Begin RECORDS FOR THIS EXERCISE

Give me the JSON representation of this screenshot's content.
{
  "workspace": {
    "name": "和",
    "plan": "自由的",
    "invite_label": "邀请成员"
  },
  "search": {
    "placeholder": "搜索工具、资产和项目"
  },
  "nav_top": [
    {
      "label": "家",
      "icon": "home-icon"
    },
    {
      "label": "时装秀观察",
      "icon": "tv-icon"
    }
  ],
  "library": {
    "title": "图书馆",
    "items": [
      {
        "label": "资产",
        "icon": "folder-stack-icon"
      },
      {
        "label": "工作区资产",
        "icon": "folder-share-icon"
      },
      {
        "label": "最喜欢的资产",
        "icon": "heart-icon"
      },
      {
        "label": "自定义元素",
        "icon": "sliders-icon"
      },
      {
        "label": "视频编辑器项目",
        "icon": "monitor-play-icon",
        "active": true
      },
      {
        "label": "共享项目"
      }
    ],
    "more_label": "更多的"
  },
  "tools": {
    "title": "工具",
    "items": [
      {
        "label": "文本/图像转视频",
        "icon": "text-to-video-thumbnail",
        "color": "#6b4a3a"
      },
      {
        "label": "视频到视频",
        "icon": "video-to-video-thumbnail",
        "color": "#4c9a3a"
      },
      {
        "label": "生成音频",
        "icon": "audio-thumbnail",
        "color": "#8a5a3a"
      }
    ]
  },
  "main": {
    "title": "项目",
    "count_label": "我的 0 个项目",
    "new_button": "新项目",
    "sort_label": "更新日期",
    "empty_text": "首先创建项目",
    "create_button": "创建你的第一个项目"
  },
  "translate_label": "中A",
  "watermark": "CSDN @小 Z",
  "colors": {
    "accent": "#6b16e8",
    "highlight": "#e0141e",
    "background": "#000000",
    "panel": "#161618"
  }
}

End RECORDS FOR THIS EXERCISE

Locate the word "folder" in the entries, and copy every line where it is found.

[RESULT OF THE EXERCISE]
        "icon": "folder-stack-icon"
        "icon": "folder-share-icon"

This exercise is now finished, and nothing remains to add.